* begin ITEMS *

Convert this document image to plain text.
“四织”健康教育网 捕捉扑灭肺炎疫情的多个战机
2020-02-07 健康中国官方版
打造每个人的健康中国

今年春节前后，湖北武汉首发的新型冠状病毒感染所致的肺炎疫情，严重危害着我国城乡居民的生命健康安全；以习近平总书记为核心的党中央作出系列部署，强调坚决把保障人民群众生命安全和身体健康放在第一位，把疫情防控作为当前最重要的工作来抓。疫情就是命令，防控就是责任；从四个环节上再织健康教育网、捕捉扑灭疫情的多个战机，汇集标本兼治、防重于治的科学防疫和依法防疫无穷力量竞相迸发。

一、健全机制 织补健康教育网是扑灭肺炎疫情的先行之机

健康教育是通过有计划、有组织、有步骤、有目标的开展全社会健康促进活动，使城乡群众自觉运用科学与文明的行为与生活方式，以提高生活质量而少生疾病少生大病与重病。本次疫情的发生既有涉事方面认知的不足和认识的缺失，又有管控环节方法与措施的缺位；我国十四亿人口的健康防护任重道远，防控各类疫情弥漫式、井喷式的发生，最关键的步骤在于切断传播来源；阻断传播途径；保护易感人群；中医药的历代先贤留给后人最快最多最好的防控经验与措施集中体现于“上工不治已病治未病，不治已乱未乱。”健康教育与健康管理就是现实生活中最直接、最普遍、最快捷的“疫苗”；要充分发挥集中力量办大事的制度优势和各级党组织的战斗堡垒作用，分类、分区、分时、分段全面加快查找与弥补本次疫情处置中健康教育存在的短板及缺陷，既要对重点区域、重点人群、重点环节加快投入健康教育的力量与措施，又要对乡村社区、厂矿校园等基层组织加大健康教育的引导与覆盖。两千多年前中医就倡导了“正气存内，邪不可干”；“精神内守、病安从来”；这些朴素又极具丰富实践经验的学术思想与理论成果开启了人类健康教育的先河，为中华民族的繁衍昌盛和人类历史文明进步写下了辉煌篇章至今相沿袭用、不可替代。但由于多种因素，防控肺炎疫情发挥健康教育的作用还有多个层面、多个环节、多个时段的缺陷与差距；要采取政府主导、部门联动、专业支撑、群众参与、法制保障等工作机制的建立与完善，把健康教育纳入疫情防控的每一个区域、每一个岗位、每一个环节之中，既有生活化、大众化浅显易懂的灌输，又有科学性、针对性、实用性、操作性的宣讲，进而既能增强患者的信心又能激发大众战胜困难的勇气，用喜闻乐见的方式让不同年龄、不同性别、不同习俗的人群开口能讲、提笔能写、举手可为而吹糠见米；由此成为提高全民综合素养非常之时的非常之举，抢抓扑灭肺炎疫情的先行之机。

* end ITEMS *

Transcribe all entries exactly as they are given.

RESULT FOR THIS TASK:
Convert this document image to plain text.
“四织”健康教育网 捕捉扑灭肺炎疫情的多个战机
2020-02-07 健康中国官方版
打造每个人的健康中国

今年春节前后，湖北武汉首发的新型冠状病毒感染所致的肺炎疫情，严重危害着我国城乡居民的生命健康安全；以习近平总书记为核心的党中央作出系列部署，强调坚决把保障人民群众生命安全和身体健康放在第一位，把疫情防控作为当前最重要的工作来抓。疫情就是命令，防控就是责任；从四个环节上再织健康教育网、捕捉扑灭疫情的多个战机，汇集标本兼治、防重于治的科学防疫和依法防疫无穷力量竞相迸发。

一、健全机制 织补健康教育网是扑灭肺炎疫情的先行之机

健康教育是通过有计划、有组织、有步骤、有目标的开展全社会健康促进活动，使城乡群众自觉运用科学与文明的行为与生活方式，以提高生活质量而少生疾病少生大病与重病。本次疫情的发生既有涉事方面认知的不足和认识的缺失，又有管控环节方法与措施的缺位；我国十四亿人口的健康防护任重道远，防控各类疫情弥漫式、井喷式的发生，最关键的步骤在于切断传播来源；阻断传播途径；保护易感人群；中医药的历代先贤留给后人最快最多最好的防控经验与措施集中体现于“上工不治已病治未病，不治已乱未乱。”健康教育与健康管理就是现实生活中最直接、最普遍、最快捷的“疫苗”；要充分发挥集中力量办大事的制度优势和各级党组织的战斗堡垒作用，分类、分区、分时、分段全面加快查找与弥补本次疫情处置中健康教育存在的短板及缺陷，既要对重点区域、重点人群、重点环节加快投入健康教育的力量与措施，又要对乡村社区、厂矿校园等基层组织加大健康教育的引导与覆盖。两千多年前中医就倡导了“正气存内，邪不可干”；“精神内守、病安从来”；这些朴素又极具丰富实践经验的学术思想与理论成果开启了人类健康教育的先河，为中华民族的繁衍昌盛和人类历史文明进步写下了辉煌篇章至今相沿袭用、不可替代。但由于多种因素，防控肺炎疫情发挥健康教育的作用还有多个层面、多个环节、多个时段的缺陷与差距；要采取政府主导、部门联动、专业支撑、群众参与、法制保障等工作机制的建立与完善，把健康教育纳入疫情防控的每一个区域、每一个岗位、每一个环节之中，既有生活化、大众化浅显易懂的灌输，又有科学性、针对性、实用性、操作性的宣讲，进而既能增强患者的信心又能激发大众战胜困难的勇气，用喜闻乐见的方式让不同年龄、不同性别、不同习俗的人群开口能讲、提笔能写、举手可为而吹糠见米；由此成为提高全民综合素养非常之时的非常之举，抢抓扑灭肺炎疫情的先行之机。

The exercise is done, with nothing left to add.